Saved entries
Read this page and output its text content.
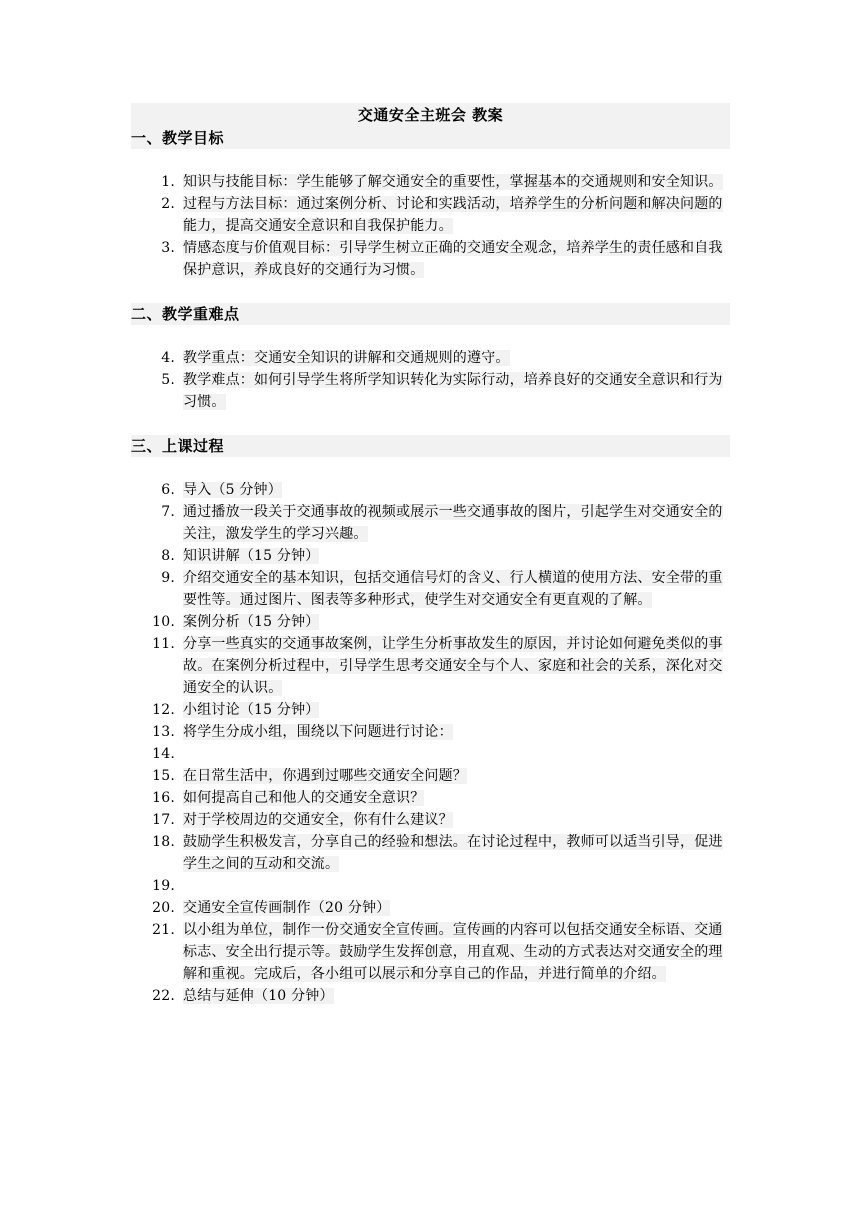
交通安全主班会 教案
一、教学目标
1. 知识与技能目标：学生能够了解交通安全的重要性，掌握基本的交通规则和安全知识。
2. 过程与方法目标：通过案例分析、讨论和实践活动，培养学生的分析问题和解决问题的能力，提高交通安全意识和自我保护能力。
3. 情感态度与价值观目标：引导学生树立正确的交通安全观念，培养学生的责任感和自我保护意识，养成良好的交通行为习惯。
二、教学重难点
4. 教学重点：交通安全知识的讲解和交通规则的遵守。
5. 教学难点：如何引导学生将所学知识转化为实际行动，培养良好的交通安全意识和行为习惯。
三、上课过程
6. 导入（5 分钟）
7. 通过播放一段关于交通事故的视频或展示一些交通事故的图片，引起学生对交通安全的关注，激发学生的学习兴趣。
8. 知识讲解（15 分钟）
9. 介绍交通安全的基本知识，包括交通信号灯的含义、行人横道的使用方法、安全带的重要性等。通过图片、图表等多种形式，使学生对交通安全有更直观的了解。
10. 案例分析（15 分钟）
11. 分享一些真实的交通事故案例，让学生分析事故发生的原因，并讨论如何避免类似的事故。在案例分析过程中，引导学生思考交通安全与个人、家庭和社会的关系，深化对交通安全的认识。
12. 小组讨论（15 分钟）
13. 将学生分成小组，围绕以下问题进行讨论：
14.
15. 在日常生活中，你遇到过哪些交通安全问题？
16. 如何提高自己和他人的交通安全意识？
17. 对于学校周边的交通安全，你有什么建议？
18. 鼓励学生积极发言，分享自己的经验和想法。在讨论过程中，教师可以适当引导，促进学生之间的互动和交流。
19.
20. 交通安全宣传画制作（20 分钟）
21. 以小组为单位，制作一份交通安全宣传画。宣传画的内容可以包括交通安全标语、交通标志、安全出行提示等。鼓励学生发挥创意，用直观、生动的方式表达对交通安全的理解和重视。完成后，各小组可以展示和分享自己的作品，并进行简单的介绍。
22. 总结与延伸（10 分钟）
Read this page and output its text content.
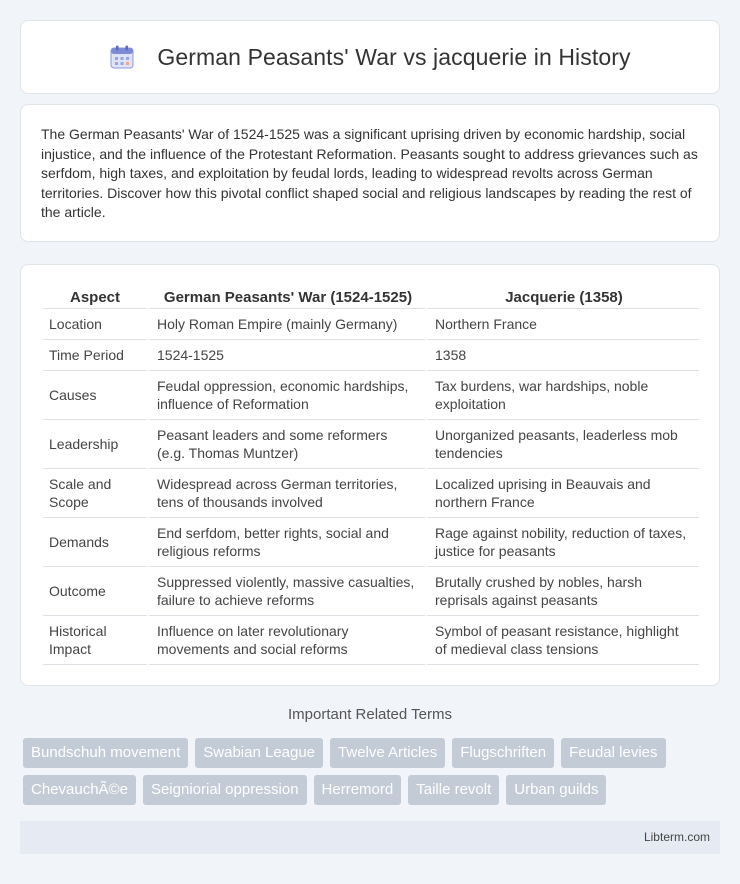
German Peasants' War vs jacquerie in History

The German Peasants' War of 1524-1525 was a significant uprising driven by economic hardship, social injustice, and the influence of the Protestant Reformation. Peasants sought to address grievances such as serfdom, high taxes, and exploitation by feudal lords, leading to widespread revolts across German territories. Discover how this pivotal conflict shaped social and religious landscapes by reading the rest of the article.

Aspect	German Peasants' War (1524-1525)	Jacquerie (1358)
Location	Holy Roman Empire (mainly Germany)	Northern France
Time Period	1524-1525	1358
Causes	Feudal oppression, economic hardships, influence of Reformation	Tax burdens, war hardships, noble exploitation
Leadership	Peasant leaders and some reformers (e.g. Thomas Muntzer)	Unorganized peasants, leaderless mob tendencies
Scale and Scope	Widespread across German territories, tens of thousands involved	Localized uprising in Beauvais and northern France
Demands	End serfdom, better rights, social and religious reforms	Rage against nobility, reduction of taxes, justice for peasants
Outcome	Suppressed violently, massive casualties, failure to achieve reforms	Brutally crushed by nobles, harsh reprisals against peasants
Historical Impact	Influence on later revolutionary movements and social reforms	Symbol of peasant resistance, highlight of medieval class tensions
Important Related Terms
Bundschuh movement	Swabian League	Twelve Articles	Flugschriften	Feudal levies
ChevauchÃ©e	Seigniorial oppression	Herremord	Taille revolt	Urban guilds
Libterm.com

### WHAT IS REQUIRED
Without including any picture, retype the entries exactly.

### OUTPUT OF THE EXERCISE
Read this page and output its text content.
交通安全主班会 教案
一、教学目标
1. 知识与技能目标：学生能够了解交通安全的重要性，掌握基本的交通规则和安全知识。
2. 过程与方法目标：通过案例分析、讨论和实践活动，培养学生的分析问题和解决问题的能力，提高交通安全意识和自我保护能力。
3. 情感态度与价值观目标：引导学生树立正确的交通安全观念，培养学生的责任感和自我保护意识，养成良好的交通行为习惯。
二、教学重难点
4. 教学重点：交通安全知识的讲解和交通规则的遵守。
5. 教学难点：如何引导学生将所学知识转化为实际行动，培养良好的交通安全意识和行为习惯。
三、上课过程
6. 导入（5 分钟）
7. 通过播放一段关于交通事故的视频或展示一些交通事故的图片，引起学生对交通安全的关注，激发学生的学习兴趣。
8. 知识讲解（15 分钟）
9. 介绍交通安全的基本知识，包括交通信号灯的含义、行人横道的使用方法、安全带的重要性等。通过图片、图表等多种形式，使学生对交通安全有更直观的了解。
10. 案例分析（15 分钟）
11. 分享一些真实的交通事故案例，让学生分析事故发生的原因，并讨论如何避免类似的事故。在案例分析过程中，引导学生思考交通安全与个人、家庭和社会的关系，深化对交通安全的认识。
12. 小组讨论（15 分钟）
13. 将学生分成小组，围绕以下问题进行讨论：
14.
15. 在日常生活中，你遇到过哪些交通安全问题？
16. 如何提高自己和他人的交通安全意识？
17. 对于学校周边的交通安全，你有什么建议？
18. 鼓励学生积极发言，分享自己的经验和想法。在讨论过程中，教师可以适当引导，促进学生之间的互动和交流。
19.
20. 交通安全宣传画制作（20 分钟）
21. 以小组为单位，制作一份交通安全宣传画。宣传画的内容可以包括交通安全标语、交通标志、安全出行提示等。鼓励学生发挥创意，用直观、生动的方式表达对交通安全的理解和重视。完成后，各小组可以展示和分享自己的作品，并进行简单的介绍。
22. 总结与延伸（10 分钟）
Read this page and output its text content.
German Peasants' War vs jacquerie in History

The German Peasants' War of 1524-1525 was a significant uprising driven by economic hardship, social injustice, and the influence of the Protestant Reformation. Peasants sought to address grievances such as serfdom, high taxes, and exploitation by feudal lords, leading to widespread revolts across German territories. Discover how this pivotal conflict shaped social and religious landscapes by reading the rest of the article.

Aspect	German Peasants' War (1524-1525)	Jacquerie (1358)
Location	Holy Roman Empire (mainly Germany)	Northern France
Time Period	1524-1525	1358
Causes	Feudal oppression, economic hardships, influence of Reformation	Tax burdens, war hardships, noble exploitation
Leadership	Peasant leaders and some reformers (e.g. Thomas Muntzer)	Unorganized peasants, leaderless mob tendencies
Scale and Scope	Widespread across German territories, tens of thousands involved	Localized uprising in Beauvais and northern France
Demands	End serfdom, better rights, social and religious reforms	Rage against nobility, reduction of taxes, justice for peasants
Outcome	Suppressed violently, massive casualties, failure to achieve reforms	Brutally crushed by nobles, harsh reprisals against peasants
Historical Impact	Influence on later revolutionary movements and social reforms	Symbol of peasant resistance, highlight of medieval class tensions
Important Related Terms
Bundschuh movement	Swabian League	Twelve Articles	Flugschriften	Feudal levies
ChevauchÃ©e	Seigniorial oppression	Herremord	Taille revolt	Urban guilds
Libterm.com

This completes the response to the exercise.